_WRITTEN TASK_
Report back each line of the records that contains the string "Republic".

_INFORMATION GIVEN_
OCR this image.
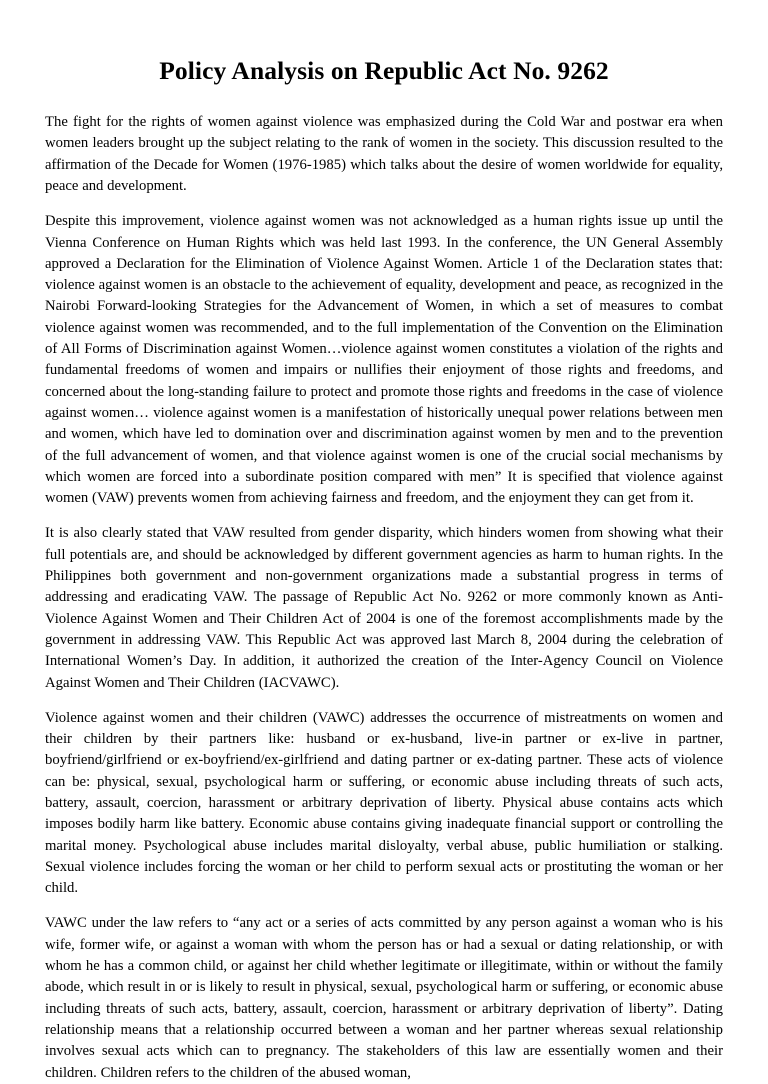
Policy Analysis on Republic Act No. 9262

The fight for the rights of women against violence was emphasized during the Cold War and postwar era when women leaders brought up the subject relating to the rank of women in the society. This discussion resulted to the affirmation of the Decade for Women (1976-1985) which talks about the desire of women worldwide for equality, peace and development.

Despite this improvement, violence against women was not acknowledged as a human rights issue up until the Vienna Conference on Human Rights which was held last 1993. In the conference, the UN General Assembly approved a Declaration for the Elimination of Violence Against Women. Article 1 of the Declaration states that: violence against women is an obstacle to the achievement of equality, development and peace, as recognized in the Nairobi Forward-looking Strategies for the Advancement of Women, in which a set of measures to combat violence against women was recommended, and to the full implementation of the Convention on the Elimination of All Forms of Discrimination against Women…violence against women constitutes a violation of the rights and fundamental freedoms of women and impairs or nullifies their enjoyment of those rights and freedoms, and concerned about the long-standing failure to protect and promote those rights and freedoms in the case of violence against women… violence against women is a manifestation of historically unequal power relations between men and women, which have led to domination over and discrimination against women by men and to the prevention of the full advancement of women, and that violence against women is one of the crucial social mechanisms by which women are forced into a subordinate position compared with men” It is specified that violence against women (VAW) prevents women from achieving fairness and freedom, and the enjoyment they can get from it.

It is also clearly stated that VAW resulted from gender disparity, which hinders women from showing what their full potentials are, and should be acknowledged by different government agencies as harm to human rights. In the Philippines both government and non-government organizations made a substantial progress in terms of addressing and eradicating VAW. The passage of Republic Act No. 9262 or more commonly known as Anti-Violence Against Women and Their Children Act of 2004 is one of the foremost accomplishments made by the government in addressing VAW. This Republic Act was approved last March 8, 2004 during the celebration of International Women’s Day. In addition, it authorized the creation of the Inter-Agency Council on Violence Against Women and Their Children (IACVAWC).

Violence against women and their children (VAWC) addresses the occurrence of mistreatments on women and their children by their partners like: husband or ex-husband, live-in partner or ex-live in partner, boyfriend/girlfriend or ex-boyfriend/ex-girlfriend and dating partner or ex-dating partner. These acts of violence can be: physical, sexual, psychological harm or suffering, or economic abuse including threats of such acts, battery, assault, coercion, harassment or arbitrary deprivation of liberty. Physical abuse contains acts which imposes bodily harm like battery. Economic abuse contains giving inadequate financial support or controlling the marital money. Psychological abuse includes marital disloyalty, verbal abuse, public humiliation or stalking. Sexual violence includes forcing the woman or her child to perform sexual acts or prostituting the woman or her child.

VAWC under the law refers to “any act or a series of acts committed by any person against a woman who is his wife, former wife, or against a woman with whom the person has or had a sexual or dating relationship, or with whom he has a common child, or against her child whether legitimate or illegitimate, within or without the family abode, which result in or is likely to result in physical, sexual, psychological harm or suffering, or economic abuse including threats of such acts, battery, assault, coercion, harassment or arbitrary deprivation of liberty”. Dating relationship means that a relationship occurred between a woman and her partner whereas sexual relationship involves sexual acts which can to pregnancy. The stakeholders of this law are essentially women and their children. Children refers to the children of the abused woman,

_WRITTEN ANSWER_
Policy Analysis on Republic Act No. 9262
It is also clearly stated that VAW resulted from gender disparity, which hinders women from showing what their full potentials are, and should be acknowledged by different government agencies as harm to human rights. In the Philippines both government and non-government organizations made a substantial progress in terms of addressing and eradicating VAW. The passage of Republic Act No. 9262 or more commonly known as Anti-Violence Against Women and Their Children Act of 2004 is one of the foremost accomplishments made by the government in addressing VAW. This Republic Act was approved last March 8, 2004 during the celebration of International Women’s Day. In addition, it authorized the creation of the Inter-Agency Council on Violence Against Women and Their Children (IACVAWC).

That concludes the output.